**** GIVEN RECORDS

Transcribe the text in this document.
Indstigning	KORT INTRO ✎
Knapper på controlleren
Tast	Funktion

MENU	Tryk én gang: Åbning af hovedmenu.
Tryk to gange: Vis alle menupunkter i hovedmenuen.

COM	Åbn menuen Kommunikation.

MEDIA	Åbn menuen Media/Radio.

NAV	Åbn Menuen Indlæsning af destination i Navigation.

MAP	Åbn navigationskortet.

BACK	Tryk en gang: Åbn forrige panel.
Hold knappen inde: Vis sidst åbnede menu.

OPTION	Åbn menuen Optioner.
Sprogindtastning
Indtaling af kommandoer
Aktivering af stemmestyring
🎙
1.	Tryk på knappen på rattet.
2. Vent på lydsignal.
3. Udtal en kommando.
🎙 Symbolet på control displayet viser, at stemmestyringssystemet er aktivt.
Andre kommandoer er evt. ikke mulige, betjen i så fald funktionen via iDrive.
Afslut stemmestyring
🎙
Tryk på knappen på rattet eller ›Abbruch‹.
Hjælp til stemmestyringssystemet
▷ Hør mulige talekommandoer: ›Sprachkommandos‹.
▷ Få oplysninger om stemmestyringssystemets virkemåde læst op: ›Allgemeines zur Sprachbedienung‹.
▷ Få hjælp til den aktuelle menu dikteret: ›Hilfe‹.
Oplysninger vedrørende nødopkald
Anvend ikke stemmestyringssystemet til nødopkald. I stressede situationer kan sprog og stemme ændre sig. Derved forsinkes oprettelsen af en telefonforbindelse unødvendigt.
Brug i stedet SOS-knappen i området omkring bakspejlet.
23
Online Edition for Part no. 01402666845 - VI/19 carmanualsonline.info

********

:: SET EXERCISE ::
Set down the entries verbatim, leaving none out.

:: ANSWER TO THIS PROBLEM ::
Transcribe the text in this document.
Indstigning	KORT INTRO ✎
Knapper på controlleren
Tast	Funktion

MENU	Tryk én gang: Åbning af hovedmenu.
Tryk to gange: Vis alle menupunkter i hovedmenuen.

COM	Åbn menuen Kommunikation.

MEDIA	Åbn menuen Media/Radio.

NAV	Åbn Menuen Indlæsning af destination i Navigation.

MAP	Åbn navigationskortet.

BACK	Tryk en gang: Åbn forrige panel.
Hold knappen inde: Vis sidst åbnede menu.

OPTION	Åbn menuen Optioner.
Sprogindtastning
Indtaling af kommandoer
Aktivering af stemmestyring
🎙
1.	Tryk på knappen på rattet.
2. Vent på lydsignal.
3. Udtal en kommando.
🎙 Symbolet på control displayet viser, at stemmestyringssystemet er aktivt.
Andre kommandoer er evt. ikke mulige, betjen i så fald funktionen via iDrive.
Afslut stemmestyring
🎙
Tryk på knappen på rattet eller ›Abbruch‹.
Hjælp til stemmestyringssystemet
▷ Hør mulige talekommandoer: ›Sprachkommandos‹.
▷ Få oplysninger om stemmestyringssystemets virkemåde læst op: ›Allgemeines zur Sprachbedienung‹.
▷ Få hjælp til den aktuelle menu dikteret: ›Hilfe‹.
Oplysninger vedrørende nødopkald
Anvend ikke stemmestyringssystemet til nødopkald. I stressede situationer kan sprog og stemme ændre sig. Derved forsinkes oprettelsen af en telefonforbindelse unødvendigt.
Brug i stedet SOS-knappen i området omkring bakspejlet.
23
Online Edition for Part no. 01402666845 - VI/19 carmanualsonline.info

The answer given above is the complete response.